Where a line holds the word "this", copy that line.

........

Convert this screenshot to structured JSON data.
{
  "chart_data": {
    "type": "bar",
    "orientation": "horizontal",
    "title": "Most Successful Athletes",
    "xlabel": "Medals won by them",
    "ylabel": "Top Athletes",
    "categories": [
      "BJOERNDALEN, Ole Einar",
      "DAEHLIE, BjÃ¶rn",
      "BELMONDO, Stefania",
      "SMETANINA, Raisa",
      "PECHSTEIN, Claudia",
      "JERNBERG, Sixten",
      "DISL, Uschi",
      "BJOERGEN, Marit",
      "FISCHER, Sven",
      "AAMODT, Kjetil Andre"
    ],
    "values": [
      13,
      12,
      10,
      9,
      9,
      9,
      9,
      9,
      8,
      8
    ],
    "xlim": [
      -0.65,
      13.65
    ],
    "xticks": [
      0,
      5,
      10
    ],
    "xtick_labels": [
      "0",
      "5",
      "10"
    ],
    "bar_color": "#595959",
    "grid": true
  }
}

........

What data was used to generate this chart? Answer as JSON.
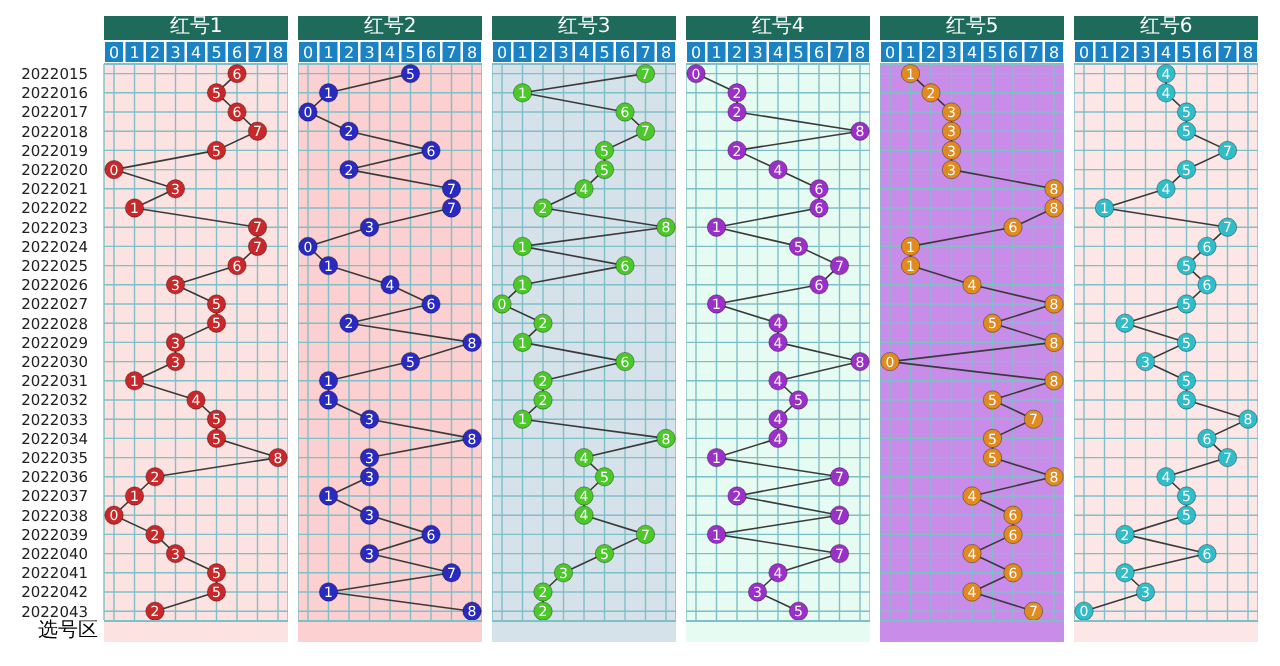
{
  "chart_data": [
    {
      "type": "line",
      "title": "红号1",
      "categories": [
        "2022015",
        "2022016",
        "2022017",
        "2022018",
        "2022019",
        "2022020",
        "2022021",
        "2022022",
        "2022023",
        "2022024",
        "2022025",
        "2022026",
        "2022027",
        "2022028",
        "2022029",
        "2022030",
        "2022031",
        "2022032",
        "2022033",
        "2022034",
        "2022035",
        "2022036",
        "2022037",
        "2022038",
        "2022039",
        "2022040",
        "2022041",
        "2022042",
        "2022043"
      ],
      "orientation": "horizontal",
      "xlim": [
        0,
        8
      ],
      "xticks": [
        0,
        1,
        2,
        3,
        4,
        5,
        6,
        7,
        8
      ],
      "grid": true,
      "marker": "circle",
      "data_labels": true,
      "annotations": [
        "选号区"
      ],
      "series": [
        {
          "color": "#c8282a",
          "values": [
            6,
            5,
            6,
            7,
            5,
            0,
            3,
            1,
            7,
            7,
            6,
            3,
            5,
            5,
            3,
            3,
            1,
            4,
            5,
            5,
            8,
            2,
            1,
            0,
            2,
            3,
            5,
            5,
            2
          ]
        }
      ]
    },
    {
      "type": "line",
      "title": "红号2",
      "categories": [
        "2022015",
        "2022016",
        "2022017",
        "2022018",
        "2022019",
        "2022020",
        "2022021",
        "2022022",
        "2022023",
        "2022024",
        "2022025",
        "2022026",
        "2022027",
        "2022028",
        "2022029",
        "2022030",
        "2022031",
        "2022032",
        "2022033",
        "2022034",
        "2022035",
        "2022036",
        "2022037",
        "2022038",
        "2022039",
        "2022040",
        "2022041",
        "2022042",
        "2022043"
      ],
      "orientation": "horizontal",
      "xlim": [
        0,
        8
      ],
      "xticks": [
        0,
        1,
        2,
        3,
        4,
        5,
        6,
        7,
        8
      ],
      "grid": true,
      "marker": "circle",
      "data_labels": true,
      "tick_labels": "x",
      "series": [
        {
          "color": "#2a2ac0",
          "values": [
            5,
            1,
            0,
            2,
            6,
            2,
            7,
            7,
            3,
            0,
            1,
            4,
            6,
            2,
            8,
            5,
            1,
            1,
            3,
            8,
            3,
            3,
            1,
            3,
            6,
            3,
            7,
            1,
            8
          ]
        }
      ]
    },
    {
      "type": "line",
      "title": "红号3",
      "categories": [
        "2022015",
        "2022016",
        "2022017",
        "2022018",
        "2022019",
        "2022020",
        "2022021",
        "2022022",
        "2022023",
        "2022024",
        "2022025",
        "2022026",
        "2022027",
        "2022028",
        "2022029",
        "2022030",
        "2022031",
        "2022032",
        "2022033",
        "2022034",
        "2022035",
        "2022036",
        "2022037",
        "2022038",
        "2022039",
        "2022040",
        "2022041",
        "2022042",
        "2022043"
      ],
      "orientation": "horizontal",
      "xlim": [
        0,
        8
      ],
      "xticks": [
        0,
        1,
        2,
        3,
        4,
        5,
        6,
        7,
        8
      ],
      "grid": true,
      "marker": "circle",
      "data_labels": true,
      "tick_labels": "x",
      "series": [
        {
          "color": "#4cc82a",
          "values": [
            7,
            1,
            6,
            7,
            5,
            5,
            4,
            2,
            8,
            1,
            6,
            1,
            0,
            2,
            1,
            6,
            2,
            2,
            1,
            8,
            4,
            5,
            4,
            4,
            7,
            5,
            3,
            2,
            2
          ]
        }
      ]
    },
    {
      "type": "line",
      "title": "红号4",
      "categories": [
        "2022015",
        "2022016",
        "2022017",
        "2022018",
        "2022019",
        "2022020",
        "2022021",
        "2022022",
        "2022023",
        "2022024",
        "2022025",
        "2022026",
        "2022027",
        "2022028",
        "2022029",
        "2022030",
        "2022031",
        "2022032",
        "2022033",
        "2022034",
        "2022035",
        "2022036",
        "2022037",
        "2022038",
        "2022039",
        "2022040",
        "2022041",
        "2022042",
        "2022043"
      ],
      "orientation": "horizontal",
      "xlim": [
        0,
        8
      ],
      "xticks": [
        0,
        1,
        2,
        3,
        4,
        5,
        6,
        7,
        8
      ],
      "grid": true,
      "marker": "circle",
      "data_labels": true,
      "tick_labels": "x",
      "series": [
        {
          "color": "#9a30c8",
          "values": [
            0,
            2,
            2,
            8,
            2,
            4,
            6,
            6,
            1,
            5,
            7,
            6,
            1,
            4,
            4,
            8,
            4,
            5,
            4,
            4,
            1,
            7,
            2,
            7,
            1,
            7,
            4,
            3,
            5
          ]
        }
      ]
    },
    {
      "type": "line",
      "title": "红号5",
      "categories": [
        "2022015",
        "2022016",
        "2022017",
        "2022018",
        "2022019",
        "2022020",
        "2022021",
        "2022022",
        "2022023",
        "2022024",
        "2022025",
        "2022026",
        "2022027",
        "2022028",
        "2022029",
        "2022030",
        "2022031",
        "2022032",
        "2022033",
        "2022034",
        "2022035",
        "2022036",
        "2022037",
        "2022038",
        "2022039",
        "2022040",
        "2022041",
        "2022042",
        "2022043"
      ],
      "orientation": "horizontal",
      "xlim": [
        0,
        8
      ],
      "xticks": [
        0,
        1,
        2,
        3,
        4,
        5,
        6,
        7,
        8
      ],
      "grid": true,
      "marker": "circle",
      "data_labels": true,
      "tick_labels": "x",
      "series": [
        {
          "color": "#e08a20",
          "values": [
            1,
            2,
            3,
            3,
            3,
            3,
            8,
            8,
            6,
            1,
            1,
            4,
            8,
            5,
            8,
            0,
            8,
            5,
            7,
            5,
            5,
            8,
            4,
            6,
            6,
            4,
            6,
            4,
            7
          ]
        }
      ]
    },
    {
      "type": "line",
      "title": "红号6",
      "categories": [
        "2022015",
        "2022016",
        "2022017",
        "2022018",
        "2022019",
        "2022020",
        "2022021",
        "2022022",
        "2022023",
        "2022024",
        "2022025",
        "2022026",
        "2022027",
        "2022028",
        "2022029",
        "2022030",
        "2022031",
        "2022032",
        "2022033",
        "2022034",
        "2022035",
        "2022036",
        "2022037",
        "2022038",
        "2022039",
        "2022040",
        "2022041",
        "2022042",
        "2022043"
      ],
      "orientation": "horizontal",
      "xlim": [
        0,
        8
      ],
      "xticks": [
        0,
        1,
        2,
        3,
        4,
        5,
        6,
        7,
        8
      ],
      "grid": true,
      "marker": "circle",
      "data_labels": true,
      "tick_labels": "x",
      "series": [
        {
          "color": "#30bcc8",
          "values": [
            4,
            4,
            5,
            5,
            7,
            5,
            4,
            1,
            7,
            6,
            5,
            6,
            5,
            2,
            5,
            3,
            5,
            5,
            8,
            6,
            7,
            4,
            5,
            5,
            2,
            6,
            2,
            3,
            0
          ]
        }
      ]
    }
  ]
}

........

EXPECTED ANSWER:
Convert this screenshot to structured JSON data.
What data was used to generate this chart? Answer as JSON.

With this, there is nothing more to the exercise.